◆ Brief ◆
Omit the pictures, then write out every entry exactly as it reads.

◆ Information shown ◆

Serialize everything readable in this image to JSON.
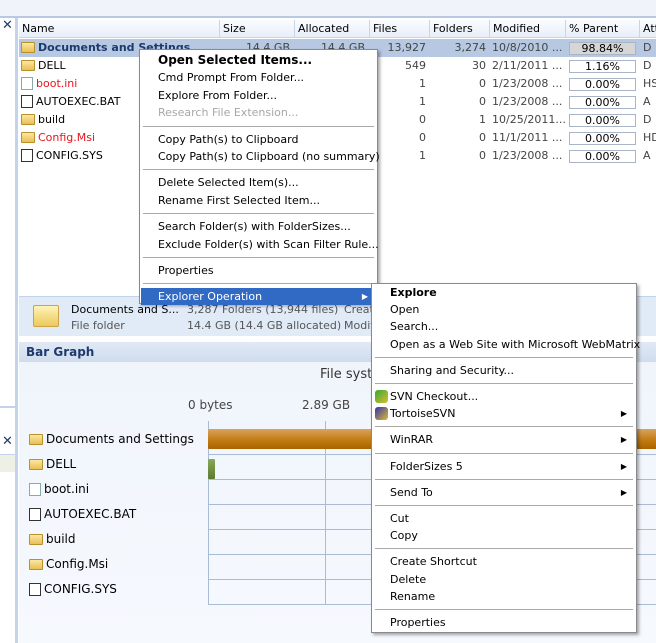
{
  "columns": [
    "Name",
    "Size",
    "Allocated",
    "Files",
    "Folders",
    "Modified",
    "% Parent",
    "Att"
  ],
  "rows": [
    {
      "name": "Documents and Settings",
      "size": "14.4 GB",
      "allocated": "14.4 GB",
      "files": "13,927",
      "folders": "3,274",
      "modified": "10/8/2010 ...",
      "pct": "98.84%",
      "attr": "D",
      "icon": "folder-icon",
      "color": "#1d3a6c"
    },
    {
      "name": "DELL",
      "size": "",
      "allocated": "",
      "files": "549",
      "folders": "30",
      "modified": "2/11/2011 ...",
      "pct": "1.16%",
      "attr": "D",
      "icon": "folder-icon",
      "color": "#000000"
    },
    {
      "name": "boot.ini",
      "size": "",
      "allocated": "",
      "files": "1",
      "folders": "0",
      "modified": "1/23/2008 ...",
      "pct": "0.00%",
      "attr": "HS",
      "icon": "settings-file-icon",
      "color": "#e8141e"
    },
    {
      "name": "AUTOEXEC.BAT",
      "size": "",
      "allocated": "",
      "files": "1",
      "folders": "0",
      "modified": "1/23/2008 ...",
      "pct": "0.00%",
      "attr": "A",
      "icon": "batch-file-icon",
      "color": "#000000"
    },
    {
      "name": "build",
      "size": "",
      "allocated": "",
      "files": "0",
      "folders": "1",
      "modified": "10/25/2011...",
      "pct": "0.00%",
      "attr": "D",
      "icon": "folder-icon",
      "color": "#000000"
    },
    {
      "name": "Config.Msi",
      "size": "",
      "allocated": "",
      "files": "0",
      "folders": "0",
      "modified": "11/1/2011 ...",
      "pct": "0.00%",
      "attr": "HD",
      "icon": "folder-icon",
      "color": "#e8141e"
    },
    {
      "name": "CONFIG.SYS",
      "size": "",
      "allocated": "",
      "files": "1",
      "folders": "0",
      "modified": "1/23/2008 ...",
      "pct": "0.00%",
      "attr": "A",
      "icon": "system-file-icon",
      "color": "#000000"
    }
  ],
  "details": {
    "name": "Documents and S...",
    "type": "File folder",
    "counts": "3,287 Folders (13,944 files)",
    "size": "14.4 GB (14.4 GB allocated)",
    "created": "Creat",
    "modified": "Modif"
  },
  "bar_graph": {
    "title": "Bar Graph",
    "chart_title": "File syst",
    "ticks": [
      "0 bytes",
      "2.89 GB"
    ],
    "items": [
      {
        "name": "Documents and Settings",
        "value_gb": 14.4,
        "icon": "folder-icon"
      },
      {
        "name": "DELL",
        "value_gb": 0.17,
        "icon": "folder-icon"
      },
      {
        "name": "boot.ini",
        "value_gb": 0,
        "icon": "settings-file-icon"
      },
      {
        "name": "AUTOEXEC.BAT",
        "value_gb": 0,
        "icon": "batch-file-icon"
      },
      {
        "name": "build",
        "value_gb": 0,
        "icon": "folder-icon"
      },
      {
        "name": "Config.Msi",
        "value_gb": 0,
        "icon": "folder-icon"
      },
      {
        "name": "CONFIG.SYS",
        "value_gb": 0,
        "icon": "system-file-icon"
      }
    ]
  },
  "context_menu": [
    {
      "label": "Open Selected Items...",
      "bold": true
    },
    {
      "label": "Cmd Prompt From Folder..."
    },
    {
      "label": "Explore From Folder..."
    },
    {
      "label": "Research File Extension...",
      "disabled": true
    },
    {
      "sep": true
    },
    {
      "label": "Copy Path(s) to Clipboard"
    },
    {
      "label": "Copy Path(s) to Clipboard (no summary)"
    },
    {
      "sep": true
    },
    {
      "label": "Delete Selected Item(s)..."
    },
    {
      "label": "Rename First Selected Item..."
    },
    {
      "sep": true
    },
    {
      "label": "Search Folder(s) with FolderSizes..."
    },
    {
      "label": "Exclude Folder(s) with Scan Filter Rule..."
    },
    {
      "sep": true
    },
    {
      "label": "Properties"
    },
    {
      "sep": true
    },
    {
      "label": "Explorer Operation",
      "submenu": true,
      "highlighted": true
    }
  ],
  "submenu": [
    {
      "label": "Explore",
      "bold": true
    },
    {
      "label": "Open"
    },
    {
      "label": "Search..."
    },
    {
      "label": "Open as a Web Site with Microsoft WebMatrix"
    },
    {
      "sep": true
    },
    {
      "label": "Sharing and Security..."
    },
    {
      "sep": true
    },
    {
      "label": "SVN Checkout...",
      "icon": "svn-checkout-icon"
    },
    {
      "label": "TortoiseSVN",
      "submenu": true,
      "icon": "tortoisesvn-icon"
    },
    {
      "sep": true
    },
    {
      "label": "WinRAR",
      "submenu": true
    },
    {
      "sep": true
    },
    {
      "label": "FolderSizes 5",
      "submenu": true
    },
    {
      "sep": true
    },
    {
      "label": "Send To",
      "submenu": true
    },
    {
      "sep": true
    },
    {
      "label": "Cut"
    },
    {
      "label": "Copy"
    },
    {
      "sep": true
    },
    {
      "label": "Create Shortcut"
    },
    {
      "label": "Delete"
    },
    {
      "label": "Rename"
    },
    {
      "sep": true
    },
    {
      "label": "Properties"
    }
  ],
  "colors": {
    "selection": "#b7c8e3",
    "menu_highlight": "#316ac5",
    "bar_main": "#c0780f",
    "bar_small": "#6b8a3a"
  }
}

◆ Final result ◆
Serialize everything readable in this image to JSON.
{
  "columns": [
    "Name",
    "Size",
    "Allocated",
    "Files",
    "Folders",
    "Modified",
    "% Parent",
    "Att"
  ],
  "rows": [
    {
      "name": "Documents and Settings",
      "size": "14.4 GB",
      "allocated": "14.4 GB",
      "files": "13,927",
      "folders": "3,274",
      "modified": "10/8/2010 ...",
      "pct": "98.84%",
      "attr": "D",
      "icon": "folder-icon",
      "color": "#1d3a6c"
    },
    {
      "name": "DELL",
      "size": "",
      "allocated": "",
      "files": "549",
      "folders": "30",
      "modified": "2/11/2011 ...",
      "pct": "1.16%",
      "attr": "D",
      "icon": "folder-icon",
      "color": "#000000"
    },
    {
      "name": "boot.ini",
      "size": "",
      "allocated": "",
      "files": "1",
      "folders": "0",
      "modified": "1/23/2008 ...",
      "pct": "0.00%",
      "attr": "HS",
      "icon": "settings-file-icon",
      "color": "#e8141e"
    },
    {
      "name": "AUTOEXEC.BAT",
      "size": "",
      "allocated": "",
      "files": "1",
      "folders": "0",
      "modified": "1/23/2008 ...",
      "pct": "0.00%",
      "attr": "A",
      "icon": "batch-file-icon",
      "color": "#000000"
    },
    {
      "name": "build",
      "size": "",
      "allocated": "",
      "files": "0",
      "folders": "1",
      "modified": "10/25/2011...",
      "pct": "0.00%",
      "attr": "D",
      "icon": "folder-icon",
      "color": "#000000"
    },
    {
      "name": "Config.Msi",
      "size": "",
      "allocated": "",
      "files": "0",
      "folders": "0",
      "modified": "11/1/2011 ...",
      "pct": "0.00%",
      "attr": "HD",
      "icon": "folder-icon",
      "color": "#e8141e"
    },
    {
      "name": "CONFIG.SYS",
      "size": "",
      "allocated": "",
      "files": "1",
      "folders": "0",
      "modified": "1/23/2008 ...",
      "pct": "0.00%",
      "attr": "A",
      "icon": "system-file-icon",
      "color": "#000000"
    }
  ],
  "details": {
    "name": "Documents and S...",
    "type": "File folder",
    "counts": "3,287 Folders (13,944 files)",
    "size": "14.4 GB (14.4 GB allocated)",
    "created": "Creat",
    "modified": "Modif"
  },
  "bar_graph": {
    "title": "Bar Graph",
    "chart_title": "File syst",
    "ticks": [
      "0 bytes",
      "2.89 GB"
    ],
    "items": [
      {
        "name": "Documents and Settings",
        "value_gb": 14.4,
        "icon": "folder-icon"
      },
      {
        "name": "DELL",
        "value_gb": 0.17,
        "icon": "folder-icon"
      },
      {
        "name": "boot.ini",
        "value_gb": 0,
        "icon": "settings-file-icon"
      },
      {
        "name": "AUTOEXEC.BAT",
        "value_gb": 0,
        "icon": "batch-file-icon"
      },
      {
        "name": "build",
        "value_gb": 0,
        "icon": "folder-icon"
      },
      {
        "name": "Config.Msi",
        "value_gb": 0,
        "icon": "folder-icon"
      },
      {
        "name": "CONFIG.SYS",
        "value_gb": 0,
        "icon": "system-file-icon"
      }
    ]
  },
  "context_menu": [
    {
      "label": "Open Selected Items...",
      "bold": true
    },
    {
      "label": "Cmd Prompt From Folder..."
    },
    {
      "label": "Explore From Folder..."
    },
    {
      "label": "Research File Extension...",
      "disabled": true
    },
    {
      "sep": true
    },
    {
      "label": "Copy Path(s) to Clipboard"
    },
    {
      "label": "Copy Path(s) to Clipboard (no summary)"
    },
    {
      "sep": true
    },
    {
      "label": "Delete Selected Item(s)..."
    },
    {
      "label": "Rename First Selected Item..."
    },
    {
      "sep": true
    },
    {
      "label": "Search Folder(s) with FolderSizes..."
    },
    {
      "label": "Exclude Folder(s) with Scan Filter Rule..."
    },
    {
      "sep": true
    },
    {
      "label": "Properties"
    },
    {
      "sep": true
    },
    {
      "label": "Explorer Operation",
      "submenu": true,
      "highlighted": true
    }
  ],
  "submenu": [
    {
      "label": "Explore",
      "bold": true
    },
    {
      "label": "Open"
    },
    {
      "label": "Search..."
    },
    {
      "label": "Open as a Web Site with Microsoft WebMatrix"
    },
    {
      "sep": true
    },
    {
      "label": "Sharing and Security..."
    },
    {
      "sep": true
    },
    {
      "label": "SVN Checkout...",
      "icon": "svn-checkout-icon"
    },
    {
      "label": "TortoiseSVN",
      "submenu": true,
      "icon": "tortoisesvn-icon"
    },
    {
      "sep": true
    },
    {
      "label": "WinRAR",
      "submenu": true
    },
    {
      "sep": true
    },
    {
      "label": "FolderSizes 5",
      "submenu": true
    },
    {
      "sep": true
    },
    {
      "label": "Send To",
      "submenu": true
    },
    {
      "sep": true
    },
    {
      "label": "Cut"
    },
    {
      "label": "Copy"
    },
    {
      "sep": true
    },
    {
      "label": "Create Shortcut"
    },
    {
      "label": "Delete"
    },
    {
      "label": "Rename"
    },
    {
      "sep": true
    },
    {
      "label": "Properties"
    }
  ],
  "colors": {
    "selection": "#b7c8e3",
    "menu_highlight": "#316ac5",
    "bar_main": "#c0780f",
    "bar_small": "#6b8a3a"
  }
}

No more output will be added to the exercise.